§ What you should do
Repeat the entire listing exactly as written.

——————————

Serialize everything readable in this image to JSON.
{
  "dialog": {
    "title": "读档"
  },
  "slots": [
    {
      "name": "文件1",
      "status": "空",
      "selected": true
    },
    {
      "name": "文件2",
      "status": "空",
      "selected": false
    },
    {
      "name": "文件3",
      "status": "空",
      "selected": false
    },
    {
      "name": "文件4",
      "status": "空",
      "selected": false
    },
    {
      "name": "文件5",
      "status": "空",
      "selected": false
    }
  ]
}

——————————

§ Task solution
Serialize everything readable in this image to JSON.
{
  "dialog": {
    "title": "读档"
  },
  "slots": [
    {
      "name": "文件1",
      "status": "空",
      "selected": true
    },
    {
      "name": "文件2",
      "status": "空",
      "selected": false
    },
    {
      "name": "文件3",
      "status": "空",
      "selected": false
    },
    {
      "name": "文件4",
      "status": "空",
      "selected": false
    },
    {
      "name": "文件5",
      "status": "空",
      "selected": false
    }
  ]
}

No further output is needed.